| Problem to solve |
Below are the entries; output exactly the lines from the one containing "Extract all readable text from this page." through the final line, inclusive.

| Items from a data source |
* * *

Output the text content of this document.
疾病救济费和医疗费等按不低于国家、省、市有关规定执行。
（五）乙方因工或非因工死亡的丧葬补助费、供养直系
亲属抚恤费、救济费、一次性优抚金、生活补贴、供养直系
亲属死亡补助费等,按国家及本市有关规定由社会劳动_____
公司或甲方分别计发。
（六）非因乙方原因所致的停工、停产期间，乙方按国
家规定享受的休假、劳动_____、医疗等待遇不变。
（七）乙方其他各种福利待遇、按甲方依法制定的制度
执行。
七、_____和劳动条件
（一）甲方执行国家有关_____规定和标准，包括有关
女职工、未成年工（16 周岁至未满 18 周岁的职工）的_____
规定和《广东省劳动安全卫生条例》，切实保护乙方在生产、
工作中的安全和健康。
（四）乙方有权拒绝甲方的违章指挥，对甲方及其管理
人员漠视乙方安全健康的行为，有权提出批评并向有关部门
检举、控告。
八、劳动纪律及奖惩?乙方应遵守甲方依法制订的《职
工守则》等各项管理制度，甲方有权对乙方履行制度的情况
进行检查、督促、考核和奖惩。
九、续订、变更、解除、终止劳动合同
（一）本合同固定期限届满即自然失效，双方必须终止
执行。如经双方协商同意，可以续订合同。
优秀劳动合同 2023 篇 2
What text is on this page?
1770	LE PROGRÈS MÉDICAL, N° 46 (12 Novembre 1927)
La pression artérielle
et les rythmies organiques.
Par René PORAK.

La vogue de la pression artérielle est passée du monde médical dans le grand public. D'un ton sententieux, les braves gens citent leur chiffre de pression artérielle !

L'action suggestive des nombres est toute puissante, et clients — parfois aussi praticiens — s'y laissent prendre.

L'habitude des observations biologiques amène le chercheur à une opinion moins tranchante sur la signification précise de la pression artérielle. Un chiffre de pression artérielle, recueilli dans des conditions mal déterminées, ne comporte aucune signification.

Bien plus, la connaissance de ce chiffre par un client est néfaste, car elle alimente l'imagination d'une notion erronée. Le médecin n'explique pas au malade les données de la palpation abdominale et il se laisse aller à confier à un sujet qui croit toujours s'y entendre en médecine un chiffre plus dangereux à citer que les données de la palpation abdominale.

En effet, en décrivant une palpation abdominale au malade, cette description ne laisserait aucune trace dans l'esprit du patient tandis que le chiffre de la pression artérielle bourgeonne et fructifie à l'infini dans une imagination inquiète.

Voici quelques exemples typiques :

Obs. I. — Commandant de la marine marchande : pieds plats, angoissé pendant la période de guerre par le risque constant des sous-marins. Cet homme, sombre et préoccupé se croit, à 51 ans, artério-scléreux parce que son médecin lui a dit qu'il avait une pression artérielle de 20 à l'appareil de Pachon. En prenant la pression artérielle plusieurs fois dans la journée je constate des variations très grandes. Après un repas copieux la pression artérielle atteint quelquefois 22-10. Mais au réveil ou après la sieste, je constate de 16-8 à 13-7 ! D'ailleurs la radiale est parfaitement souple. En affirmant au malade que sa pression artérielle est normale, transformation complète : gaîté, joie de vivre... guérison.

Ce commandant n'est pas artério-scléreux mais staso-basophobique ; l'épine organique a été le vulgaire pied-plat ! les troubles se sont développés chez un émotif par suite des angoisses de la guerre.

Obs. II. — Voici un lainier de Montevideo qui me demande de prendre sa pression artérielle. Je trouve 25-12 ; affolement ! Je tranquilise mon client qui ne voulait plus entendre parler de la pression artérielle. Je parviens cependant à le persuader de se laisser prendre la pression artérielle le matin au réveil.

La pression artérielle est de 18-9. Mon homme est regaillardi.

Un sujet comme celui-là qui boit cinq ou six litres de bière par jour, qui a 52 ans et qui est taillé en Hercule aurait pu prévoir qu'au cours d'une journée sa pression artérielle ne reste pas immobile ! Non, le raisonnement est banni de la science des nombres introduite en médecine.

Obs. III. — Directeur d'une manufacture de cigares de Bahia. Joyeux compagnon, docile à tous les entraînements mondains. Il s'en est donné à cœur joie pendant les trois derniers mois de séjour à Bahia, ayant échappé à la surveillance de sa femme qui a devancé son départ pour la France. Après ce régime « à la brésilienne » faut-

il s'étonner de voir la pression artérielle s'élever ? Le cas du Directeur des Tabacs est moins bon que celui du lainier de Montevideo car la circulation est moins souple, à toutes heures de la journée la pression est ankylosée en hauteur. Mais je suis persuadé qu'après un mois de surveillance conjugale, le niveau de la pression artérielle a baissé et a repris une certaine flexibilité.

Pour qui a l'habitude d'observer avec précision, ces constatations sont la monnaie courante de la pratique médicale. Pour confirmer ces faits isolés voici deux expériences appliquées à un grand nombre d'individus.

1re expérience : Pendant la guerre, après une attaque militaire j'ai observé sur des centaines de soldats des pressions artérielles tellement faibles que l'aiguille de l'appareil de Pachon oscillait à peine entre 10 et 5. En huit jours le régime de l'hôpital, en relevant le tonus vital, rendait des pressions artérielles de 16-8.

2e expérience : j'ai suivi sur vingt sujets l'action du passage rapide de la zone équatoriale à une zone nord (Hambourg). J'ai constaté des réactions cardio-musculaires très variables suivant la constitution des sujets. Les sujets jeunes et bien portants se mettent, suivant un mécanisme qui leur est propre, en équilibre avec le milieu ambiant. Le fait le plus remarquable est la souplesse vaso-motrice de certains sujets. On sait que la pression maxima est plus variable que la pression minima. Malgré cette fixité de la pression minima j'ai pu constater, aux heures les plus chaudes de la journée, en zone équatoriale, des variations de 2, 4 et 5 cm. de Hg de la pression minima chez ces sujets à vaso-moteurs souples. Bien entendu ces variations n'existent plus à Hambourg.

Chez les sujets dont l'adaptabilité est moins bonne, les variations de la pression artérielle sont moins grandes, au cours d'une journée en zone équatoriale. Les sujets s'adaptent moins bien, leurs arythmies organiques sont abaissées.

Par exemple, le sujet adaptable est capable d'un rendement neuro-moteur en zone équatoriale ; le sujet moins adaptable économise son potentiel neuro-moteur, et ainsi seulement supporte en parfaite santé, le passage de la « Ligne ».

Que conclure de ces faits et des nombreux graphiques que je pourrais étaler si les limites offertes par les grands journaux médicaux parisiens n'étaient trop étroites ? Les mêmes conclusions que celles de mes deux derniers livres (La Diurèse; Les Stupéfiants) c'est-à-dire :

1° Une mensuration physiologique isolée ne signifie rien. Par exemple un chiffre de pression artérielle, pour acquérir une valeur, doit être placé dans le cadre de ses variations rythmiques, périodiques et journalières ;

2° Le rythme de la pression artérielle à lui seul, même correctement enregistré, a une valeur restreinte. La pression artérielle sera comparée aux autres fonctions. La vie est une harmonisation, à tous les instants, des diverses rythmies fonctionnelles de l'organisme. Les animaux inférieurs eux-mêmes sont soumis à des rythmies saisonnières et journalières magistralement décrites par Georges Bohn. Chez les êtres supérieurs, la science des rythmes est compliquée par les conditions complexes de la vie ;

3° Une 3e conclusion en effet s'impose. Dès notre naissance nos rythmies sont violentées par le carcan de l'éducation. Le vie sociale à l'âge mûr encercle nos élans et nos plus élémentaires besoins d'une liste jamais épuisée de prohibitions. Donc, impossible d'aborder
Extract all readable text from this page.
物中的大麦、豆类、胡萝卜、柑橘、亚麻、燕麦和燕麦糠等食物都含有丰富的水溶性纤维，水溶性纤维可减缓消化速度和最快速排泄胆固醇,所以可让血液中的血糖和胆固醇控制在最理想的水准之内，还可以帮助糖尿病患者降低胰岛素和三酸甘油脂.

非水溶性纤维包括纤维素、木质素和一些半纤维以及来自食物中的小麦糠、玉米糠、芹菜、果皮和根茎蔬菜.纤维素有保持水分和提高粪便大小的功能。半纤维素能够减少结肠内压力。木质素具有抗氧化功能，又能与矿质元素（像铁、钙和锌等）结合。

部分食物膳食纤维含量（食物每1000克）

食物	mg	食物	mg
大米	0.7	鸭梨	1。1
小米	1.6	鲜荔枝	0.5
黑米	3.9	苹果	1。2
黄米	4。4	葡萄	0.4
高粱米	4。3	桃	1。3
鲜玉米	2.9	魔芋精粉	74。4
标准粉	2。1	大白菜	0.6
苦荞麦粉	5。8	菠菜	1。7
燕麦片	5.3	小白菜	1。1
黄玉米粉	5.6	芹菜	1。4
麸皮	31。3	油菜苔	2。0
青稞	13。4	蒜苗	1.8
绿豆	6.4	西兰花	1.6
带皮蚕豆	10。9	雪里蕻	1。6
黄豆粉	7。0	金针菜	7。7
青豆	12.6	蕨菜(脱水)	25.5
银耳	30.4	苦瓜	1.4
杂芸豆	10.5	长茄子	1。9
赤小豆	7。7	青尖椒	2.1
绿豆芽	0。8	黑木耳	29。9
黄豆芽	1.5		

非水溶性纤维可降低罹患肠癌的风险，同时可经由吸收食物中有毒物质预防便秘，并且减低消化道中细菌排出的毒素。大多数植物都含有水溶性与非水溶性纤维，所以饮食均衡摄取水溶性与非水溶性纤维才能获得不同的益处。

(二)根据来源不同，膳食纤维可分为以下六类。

* * *

| The output |
Extract all readable text from this page.
物中的大麦、豆类、胡萝卜、柑橘、亚麻、燕麦和燕麦糠等食物都含有丰富的水溶性纤维，水溶性纤维可减缓消化速度和最快速排泄胆固醇,所以可让血液中的血糖和胆固醇控制在最理想的水准之内，还可以帮助糖尿病患者降低胰岛素和三酸甘油脂.

非水溶性纤维包括纤维素、木质素和一些半纤维以及来自食物中的小麦糠、玉米糠、芹菜、果皮和根茎蔬菜.纤维素有保持水分和提高粪便大小的功能。半纤维素能够减少结肠内压力。木质素具有抗氧化功能，又能与矿质元素（像铁、钙和锌等）结合。

部分食物膳食纤维含量（食物每1000克）

食物	mg	食物	mg
大米	0.7	鸭梨	1。1
小米	1.6	鲜荔枝	0.5
黑米	3.9	苹果	1。2
黄米	4。4	葡萄	0.4
高粱米	4。3	桃	1。3
鲜玉米	2.9	魔芋精粉	74。4
标准粉	2。1	大白菜	0.6
苦荞麦粉	5。8	菠菜	1。7
燕麦片	5.3	小白菜	1。1
黄玉米粉	5.6	芹菜	1。4
麸皮	31。3	油菜苔	2。0
青稞	13。4	蒜苗	1.8
绿豆	6.4	西兰花	1.6
带皮蚕豆	10。9	雪里蕻	1。6
黄豆粉	7。0	金针菜	7。7
青豆	12.6	蕨菜(脱水)	25.5
银耳	30.4	苦瓜	1.4
杂芸豆	10.5	长茄子	1。9
赤小豆	7。7	青尖椒	2.1
绿豆芽	0。8	黑木耳	29。9
黄豆芽	1.5		

非水溶性纤维可降低罹患肠癌的风险，同时可经由吸收食物中有毒物质预防便秘，并且减低消化道中细菌排出的毒素。大多数植物都含有水溶性与非水溶性纤维，所以饮食均衡摄取水溶性与非水溶性纤维才能获得不同的益处。

(二)根据来源不同，膳食纤维可分为以下六类。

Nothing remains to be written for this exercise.